§ WHAT TO DO: Show every line of the records below that contains the word "versus".

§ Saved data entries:
• • •
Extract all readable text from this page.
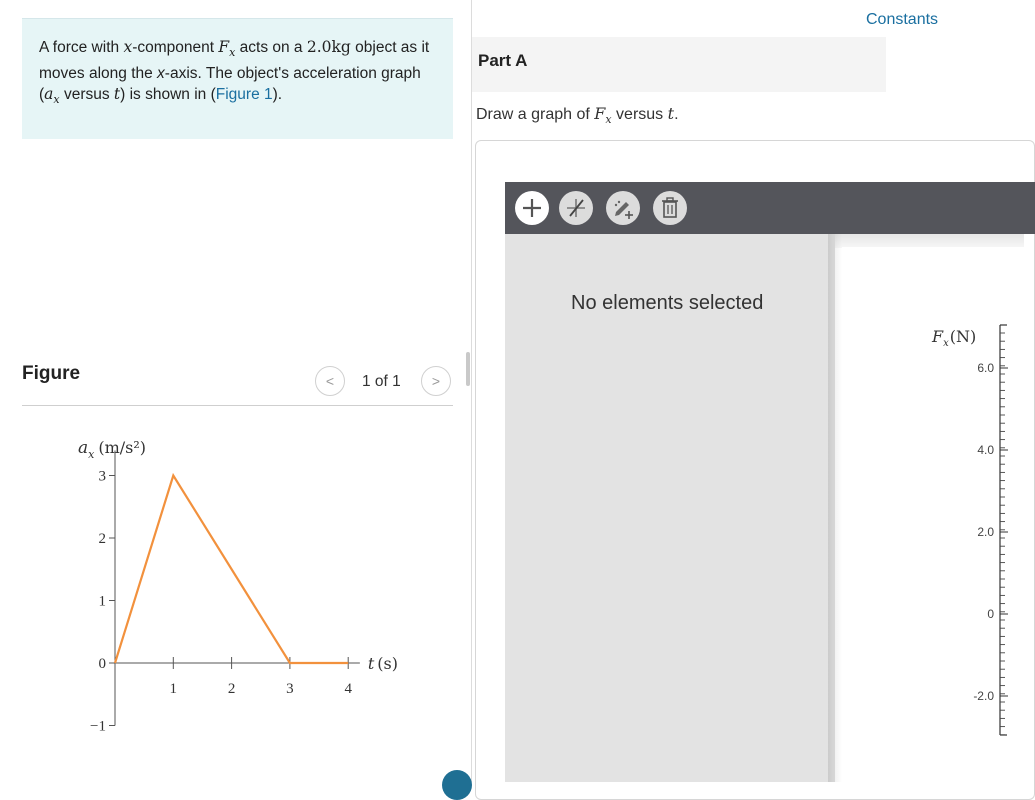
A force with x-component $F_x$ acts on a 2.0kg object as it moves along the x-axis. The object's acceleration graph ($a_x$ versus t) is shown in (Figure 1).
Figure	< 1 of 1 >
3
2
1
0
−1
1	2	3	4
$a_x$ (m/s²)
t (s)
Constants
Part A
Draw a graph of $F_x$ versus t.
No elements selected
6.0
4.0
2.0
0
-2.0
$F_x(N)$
• • •
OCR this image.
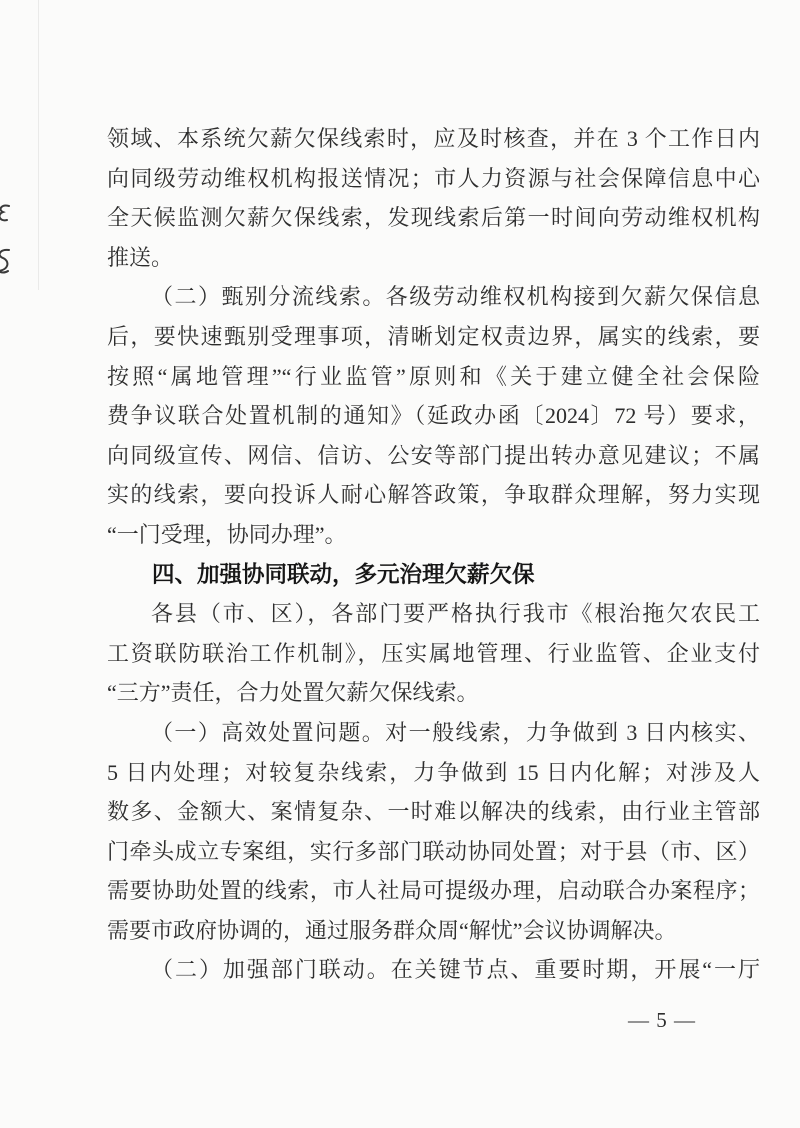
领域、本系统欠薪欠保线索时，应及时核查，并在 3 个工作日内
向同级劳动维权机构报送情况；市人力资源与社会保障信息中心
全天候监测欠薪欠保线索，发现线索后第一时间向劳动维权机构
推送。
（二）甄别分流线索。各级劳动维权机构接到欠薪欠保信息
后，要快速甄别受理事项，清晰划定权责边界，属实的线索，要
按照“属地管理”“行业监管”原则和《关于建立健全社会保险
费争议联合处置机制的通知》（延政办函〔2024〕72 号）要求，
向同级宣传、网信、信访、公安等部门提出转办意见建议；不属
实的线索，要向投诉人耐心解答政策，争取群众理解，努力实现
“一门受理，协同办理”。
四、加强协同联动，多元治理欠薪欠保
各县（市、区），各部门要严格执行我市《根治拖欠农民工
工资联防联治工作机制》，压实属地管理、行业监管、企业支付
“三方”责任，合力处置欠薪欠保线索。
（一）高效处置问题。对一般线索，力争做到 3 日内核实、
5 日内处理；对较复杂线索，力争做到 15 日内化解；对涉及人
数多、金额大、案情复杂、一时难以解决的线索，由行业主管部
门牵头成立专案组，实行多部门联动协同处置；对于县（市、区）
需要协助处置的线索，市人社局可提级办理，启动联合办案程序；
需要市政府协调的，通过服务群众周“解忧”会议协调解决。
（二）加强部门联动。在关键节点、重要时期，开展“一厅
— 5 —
• • •
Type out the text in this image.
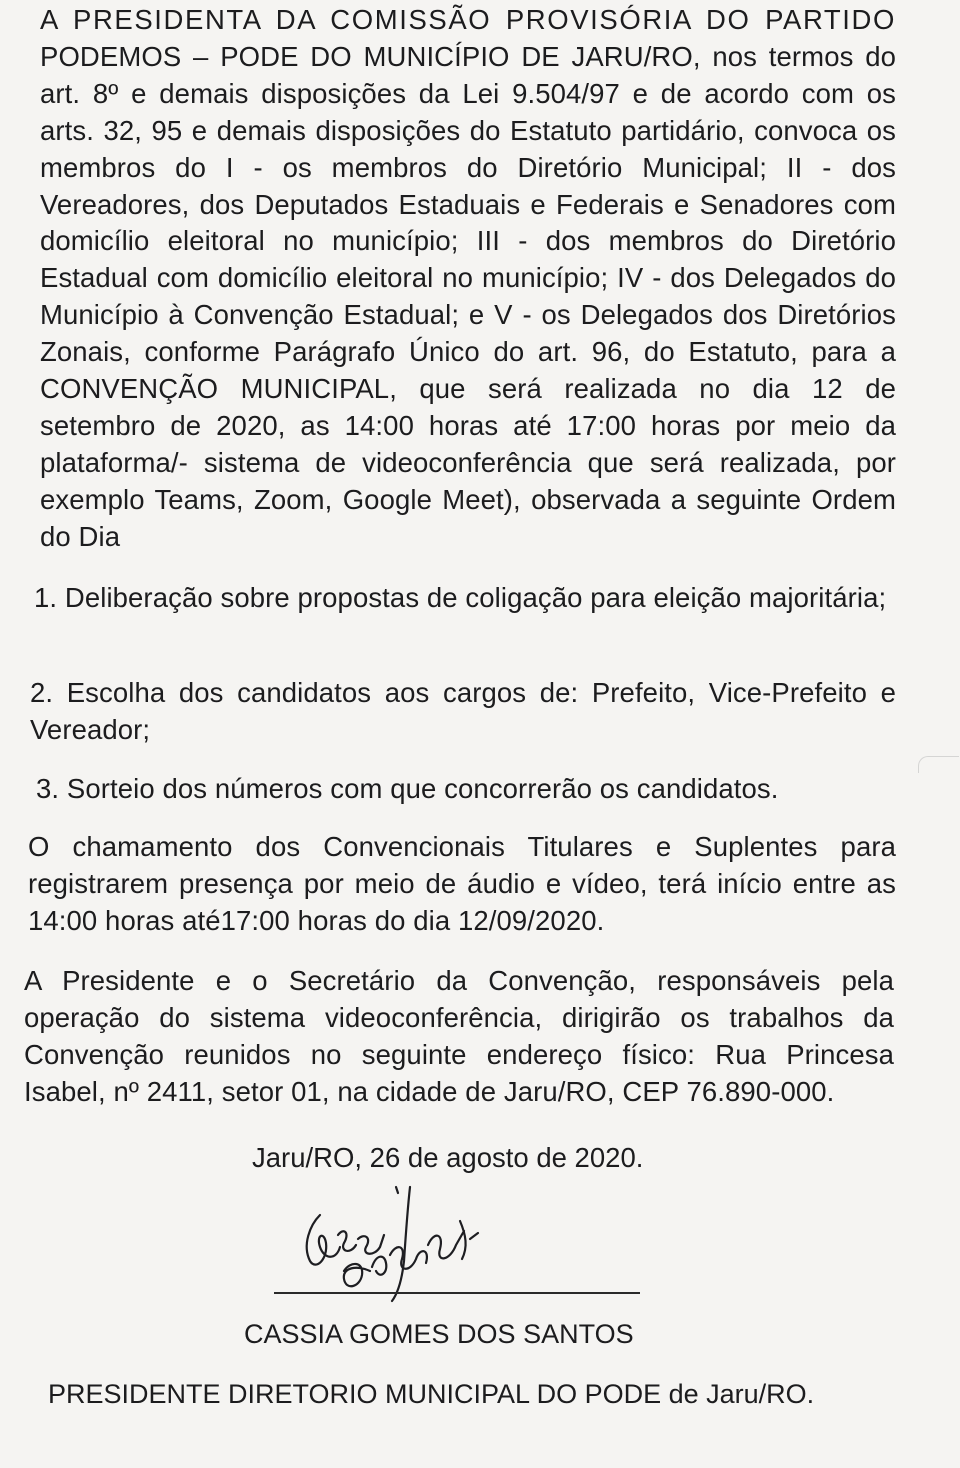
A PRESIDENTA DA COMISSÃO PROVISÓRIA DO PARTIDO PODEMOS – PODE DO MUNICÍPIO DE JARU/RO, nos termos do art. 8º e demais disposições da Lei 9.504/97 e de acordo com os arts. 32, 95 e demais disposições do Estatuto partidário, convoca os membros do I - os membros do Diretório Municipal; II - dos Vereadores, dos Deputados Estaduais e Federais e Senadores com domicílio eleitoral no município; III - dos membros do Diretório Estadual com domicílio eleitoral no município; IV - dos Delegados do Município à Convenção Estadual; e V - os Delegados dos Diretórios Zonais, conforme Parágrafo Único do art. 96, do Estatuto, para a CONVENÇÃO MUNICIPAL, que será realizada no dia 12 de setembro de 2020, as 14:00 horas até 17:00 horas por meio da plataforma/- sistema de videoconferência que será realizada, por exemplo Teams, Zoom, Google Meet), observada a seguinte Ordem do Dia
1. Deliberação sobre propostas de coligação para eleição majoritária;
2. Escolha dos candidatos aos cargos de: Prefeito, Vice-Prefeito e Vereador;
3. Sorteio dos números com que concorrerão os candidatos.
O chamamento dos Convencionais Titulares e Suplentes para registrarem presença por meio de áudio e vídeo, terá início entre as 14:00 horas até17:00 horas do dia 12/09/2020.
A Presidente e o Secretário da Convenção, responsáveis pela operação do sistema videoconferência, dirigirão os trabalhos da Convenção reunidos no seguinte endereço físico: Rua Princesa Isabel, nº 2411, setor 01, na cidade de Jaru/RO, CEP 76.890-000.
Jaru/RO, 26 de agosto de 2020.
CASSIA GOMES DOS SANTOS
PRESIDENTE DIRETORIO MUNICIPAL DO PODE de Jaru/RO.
• • •
§ THE SOLUTION:
A force with x-component $F_x$ acts on a 2.0kg object as it moves along the x-axis. The object's acceleration graph ($a_x$ versus t) is shown in (Figure 1).
Draw a graph of $F_x$ versus t.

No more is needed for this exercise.